• **SET TASK**:
Copy all lines holding the word "this" from the entries.

##### GIVEN DATA

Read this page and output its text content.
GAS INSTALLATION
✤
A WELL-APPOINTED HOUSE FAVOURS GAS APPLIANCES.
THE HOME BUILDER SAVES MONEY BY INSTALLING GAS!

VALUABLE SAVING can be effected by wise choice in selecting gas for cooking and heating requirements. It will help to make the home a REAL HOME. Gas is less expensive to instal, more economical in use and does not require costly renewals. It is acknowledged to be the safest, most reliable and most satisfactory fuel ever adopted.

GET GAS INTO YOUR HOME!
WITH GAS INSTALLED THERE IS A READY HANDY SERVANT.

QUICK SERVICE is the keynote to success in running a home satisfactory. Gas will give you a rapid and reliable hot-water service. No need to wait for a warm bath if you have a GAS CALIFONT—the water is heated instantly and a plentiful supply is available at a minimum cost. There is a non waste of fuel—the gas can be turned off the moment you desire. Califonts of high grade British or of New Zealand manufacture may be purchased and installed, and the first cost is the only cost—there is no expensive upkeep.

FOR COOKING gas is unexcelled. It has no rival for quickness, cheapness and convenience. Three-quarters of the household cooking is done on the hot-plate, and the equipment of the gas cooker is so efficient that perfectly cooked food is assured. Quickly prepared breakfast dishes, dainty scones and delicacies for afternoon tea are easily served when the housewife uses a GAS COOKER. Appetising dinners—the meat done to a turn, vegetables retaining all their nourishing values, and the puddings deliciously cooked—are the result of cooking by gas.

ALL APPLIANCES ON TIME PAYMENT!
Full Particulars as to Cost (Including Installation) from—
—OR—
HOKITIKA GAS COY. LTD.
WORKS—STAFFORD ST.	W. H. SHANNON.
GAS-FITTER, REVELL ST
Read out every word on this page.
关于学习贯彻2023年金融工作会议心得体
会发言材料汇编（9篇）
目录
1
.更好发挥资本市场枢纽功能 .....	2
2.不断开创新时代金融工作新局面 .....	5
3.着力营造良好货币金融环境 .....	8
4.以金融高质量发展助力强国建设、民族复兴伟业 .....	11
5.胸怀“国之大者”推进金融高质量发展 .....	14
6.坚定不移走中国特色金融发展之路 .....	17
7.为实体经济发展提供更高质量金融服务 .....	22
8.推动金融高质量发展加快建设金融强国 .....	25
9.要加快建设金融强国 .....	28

##########

• **WRITTEN ANSWER**:
Read this page and output its text content.
Read out every word on this page.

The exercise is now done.